(Provided entries):
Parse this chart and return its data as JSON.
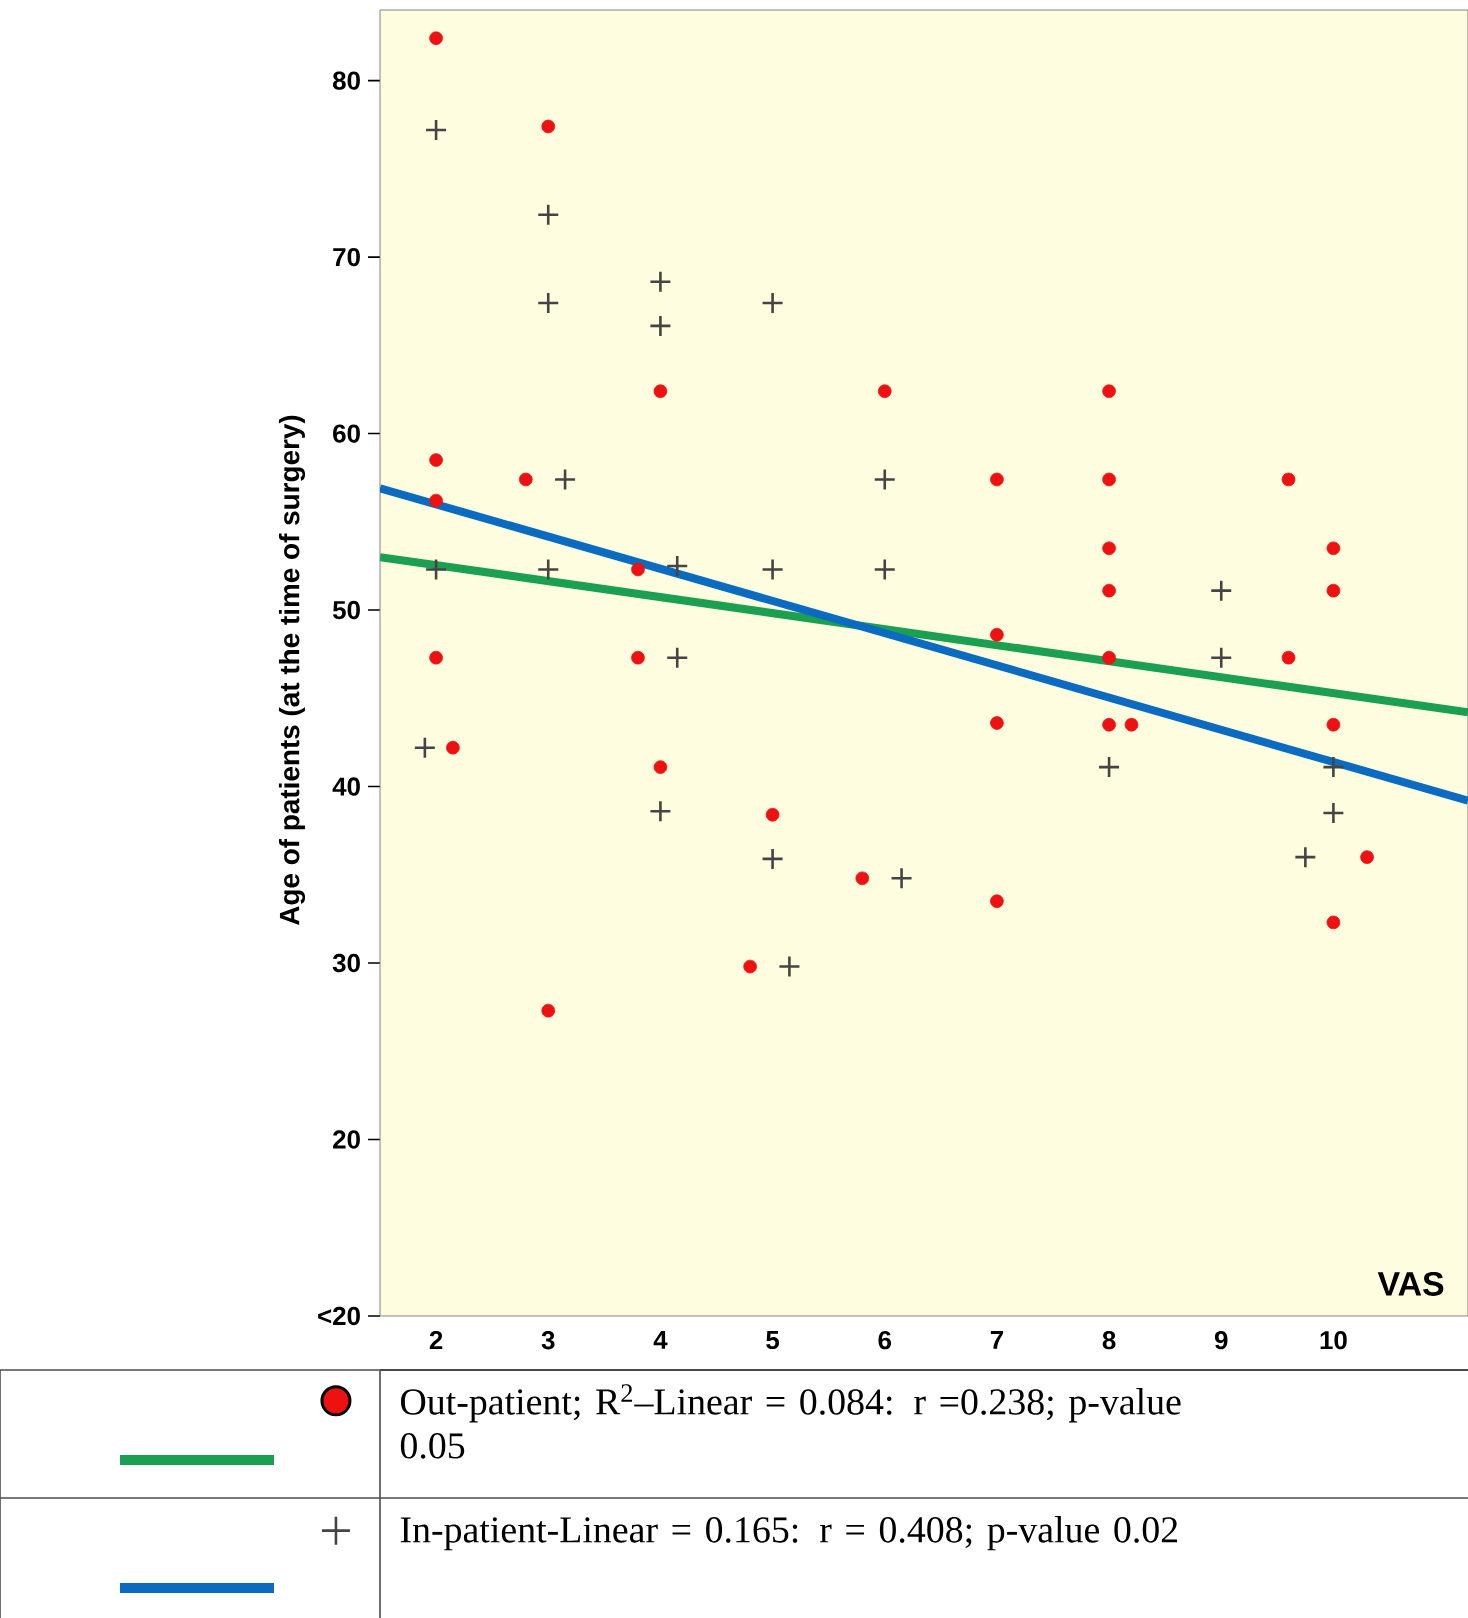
{
  "chart_data": {
    "type": "scatter",
    "ylabel": "Age of patients (at the time of surgery)",
    "xlabel": "VAS",
    "xlim": [
      1.5,
      11.2
    ],
    "ylim": [
      10,
      84
    ],
    "xticks": [
      2,
      3,
      4,
      5,
      6,
      7,
      8,
      9,
      10
    ],
    "yticks": [
      {
        "value": 10,
        "label": "<20"
      },
      20,
      30,
      40,
      50,
      60,
      70,
      80
    ],
    "legend": "bottom",
    "grid": false,
    "series": [
      {
        "name": "Out-patient; R$^{2}$–Linear = 0.084: r =0.238; p-value 0.05",
        "type": "scatter",
        "marker": "circle",
        "color": "#ee1111",
        "x": [
          2,
          2,
          2,
          2,
          2.15,
          3,
          2.8,
          3,
          4,
          3.8,
          3.8,
          4,
          5,
          4.8,
          6,
          5.8,
          7,
          7,
          7,
          7,
          8,
          8,
          8,
          8,
          8,
          8,
          8.2,
          9.6,
          10,
          10,
          9.6,
          10,
          10.3,
          10
        ],
        "values": [
          82.4,
          58.5,
          56.2,
          47.3,
          42.2,
          77.4,
          57.4,
          27.3,
          62.4,
          52.3,
          47.3,
          41.1,
          38.4,
          29.8,
          62.4,
          34.8,
          57.4,
          48.6,
          43.6,
          33.5,
          62.4,
          57.4,
          53.5,
          51.1,
          47.3,
          43.5,
          43.5,
          57.4,
          53.5,
          51.1,
          47.3,
          43.5,
          36.0,
          32.3
        ]
      },
      {
        "name": "In-patient-Linear = 0.165: r = 0.408; p-value 0.02",
        "type": "scatter",
        "marker": "cross",
        "color": "#444444",
        "x": [
          2,
          2,
          1.9,
          3,
          3,
          3.15,
          3,
          4,
          4,
          4.15,
          4.15,
          4,
          5,
          5,
          5,
          5.15,
          6,
          6,
          6.15,
          8,
          9,
          9,
          10,
          10,
          9.75
        ],
        "values": [
          77.2,
          52.3,
          42.2,
          72.4,
          67.4,
          57.4,
          52.3,
          68.6,
          66.1,
          52.5,
          47.3,
          38.6,
          67.4,
          52.3,
          35.9,
          29.8,
          57.4,
          52.3,
          34.8,
          41.1,
          51.1,
          47.3,
          41.1,
          38.5,
          36.0
        ]
      },
      {
        "type": "line",
        "color": "#1aa050",
        "x": [
          1.5,
          11.2
        ],
        "values": [
          53.0,
          44.2
        ]
      },
      {
        "type": "line",
        "color": "#0a6bc0",
        "x": [
          1.5,
          11.2
        ],
        "values": [
          56.9,
          39.2
        ]
      }
    ]
  }
}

(Activity):
Read the data above and pull out each line that holds the string "name".

(The completed task):
        "name": "Out-patient; R$^{2}$–Linear = 0.084: r =0.238; p-value 0.05",
        "name": "In-patient-Linear = 0.165: r = 0.408; p-value 0.02",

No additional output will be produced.